### RECORDS SHOWN
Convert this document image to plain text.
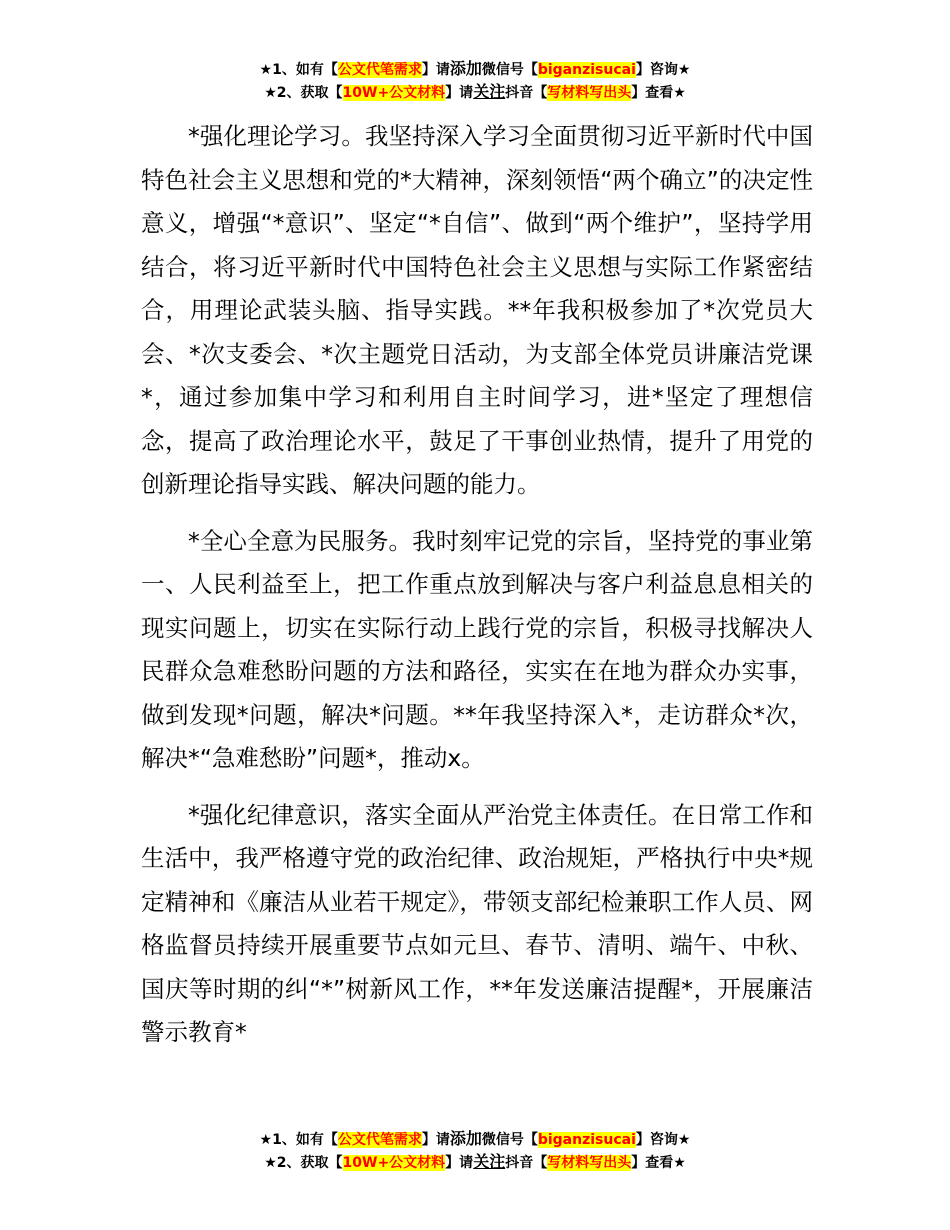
★1、如有【公文代笔需求】请添加微信号【biganzisucai】咨询★
★2、获取【10W+公文材料】请关注抖音【写材料写出头】查看★

*强化理论学习。我坚持深入学习全面贯彻习近平新时代中国特色社会主义思想和党的*大精神，深刻领悟“两个确立”的决定性意义，增强“*意识”、坚定“*自信”、做到“两个维护”，坚持学用结合，将习近平新时代中国特色社会主义思想与实际工作紧密结合，用理论武装头脑、指导实践。**年我积极参加了*次党员大会、*次支委会、*次主题党日活动，为支部全体党员讲廉洁党课*，通过参加集中学习和利用自主时间学习，进*坚定了理想信念，提高了政治理论水平，鼓足了干事创业热情，提升了用党的创新理论指导实践、解决问题的能力。

*全心全意为民服务。我时刻牢记党的宗旨，坚持党的事业第一、人民利益至上，把工作重点放到解决与客户利益息息相关的现实问题上，切实在实际行动上践行党的宗旨，积极寻找解决人民群众急难愁盼问题的方法和路径，实实在在地为群众办实事，做到发现*问题，解决*问题。**年我坚持深入*，走访群众*次，解决*“急难愁盼”问题*，推动x。

*强化纪律意识，落实全面从严治党主体责任。在日常工作和生活中，我严格遵守党的政治纪律、政治规矩，严格执行中央*规定精神和《廉洁从业若干规定》，带领支部纪检兼职工作人员、网格监督员持续开展重要节点如元旦、春节、清明、端午、中秋、国庆等时期的纠“*”树新风工作，**年发送廉洁提醒*，开展廉洁警示教育*

★1、如有【公文代笔需求】请添加微信号【biganzisucai】咨询★
★2、获取【10W+公文材料】请关注抖音【写材料写出头】查看★
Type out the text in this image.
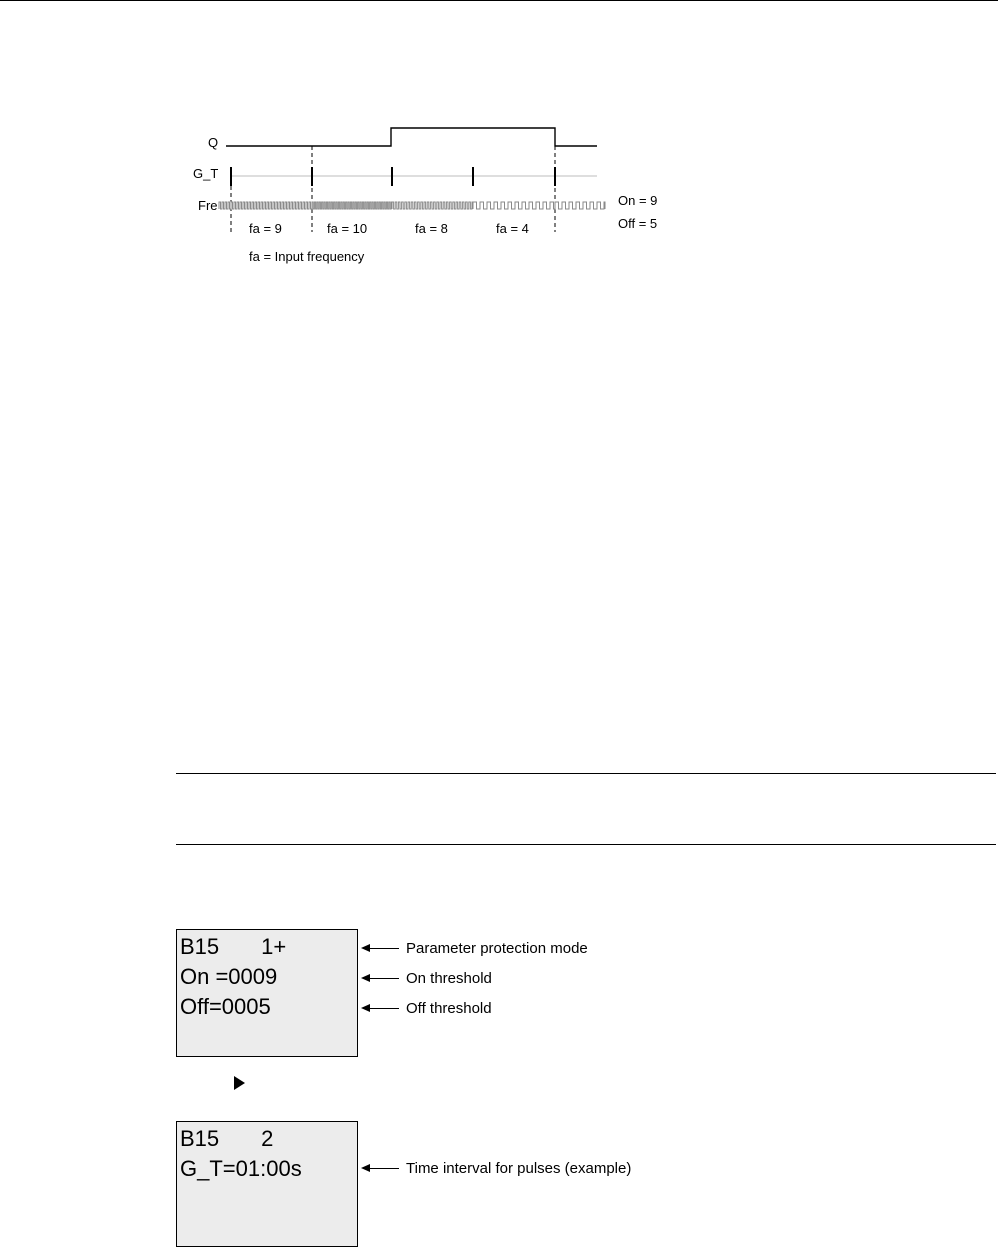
Q
G_T
Fre
fa = 9	fa = 10	fa = 8	fa = 4
On = 9
Off = 5
fa = Input frequency
B15 1+
On =0009
Off=0005
Parameter protection mode
On threshold
Off threshold
B15 2
G_T=01:00s	Time interval for pulses (example)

### TASK TO CARRY OUT
Leave the pictures out and reproduce all of the records exactly.

### WRITTEN SOLUTION
Convert this document image to plain text.
★1、如有【公文代笔需求】请添加微信号【biganzisucai】咨询★
★2、获取【10W+公文材料】请关注抖音【写材料写出头】查看★

*强化理论学习。我坚持深入学习全面贯彻习近平新时代中国特色社会主义思想和党的*大精神，深刻领悟“两个确立”的决定性意义，增强“*意识”、坚定“*自信”、做到“两个维护”，坚持学用结合，将习近平新时代中国特色社会主义思想与实际工作紧密结合，用理论武装头脑、指导实践。**年我积极参加了*次党员大会、*次支委会、*次主题党日活动，为支部全体党员讲廉洁党课*，通过参加集中学习和利用自主时间学习，进*坚定了理想信念，提高了政治理论水平，鼓足了干事创业热情，提升了用党的创新理论指导实践、解决问题的能力。

*全心全意为民服务。我时刻牢记党的宗旨，坚持党的事业第一、人民利益至上，把工作重点放到解决与客户利益息息相关的现实问题上，切实在实际行动上践行党的宗旨，积极寻找解决人民群众急难愁盼问题的方法和路径，实实在在地为群众办实事，做到发现*问题，解决*问题。**年我坚持深入*，走访群众*次，解决*“急难愁盼”问题*，推动x。

*强化纪律意识，落实全面从严治党主体责任。在日常工作和生活中，我严格遵守党的政治纪律、政治规矩，严格执行中央*规定精神和《廉洁从业若干规定》，带领支部纪检兼职工作人员、网格监督员持续开展重要节点如元旦、春节、清明、端午、中秋、国庆等时期的纠“*”树新风工作，**年发送廉洁提醒*，开展廉洁警示教育*

★1、如有【公文代笔需求】请添加微信号【biganzisucai】咨询★
★2、获取【10W+公文材料】请关注抖音【写材料写出头】查看★
Type out the text in this image.
Q
G_T
Fre
fa = 9	fa = 10	fa = 8	fa = 4
On = 9
Off = 5
fa = Input frequency
B15 1+
On =0009
Off=0005
Parameter protection mode
On threshold
Off threshold
B15 2
G_T=01:00s	Time interval for pulses (example)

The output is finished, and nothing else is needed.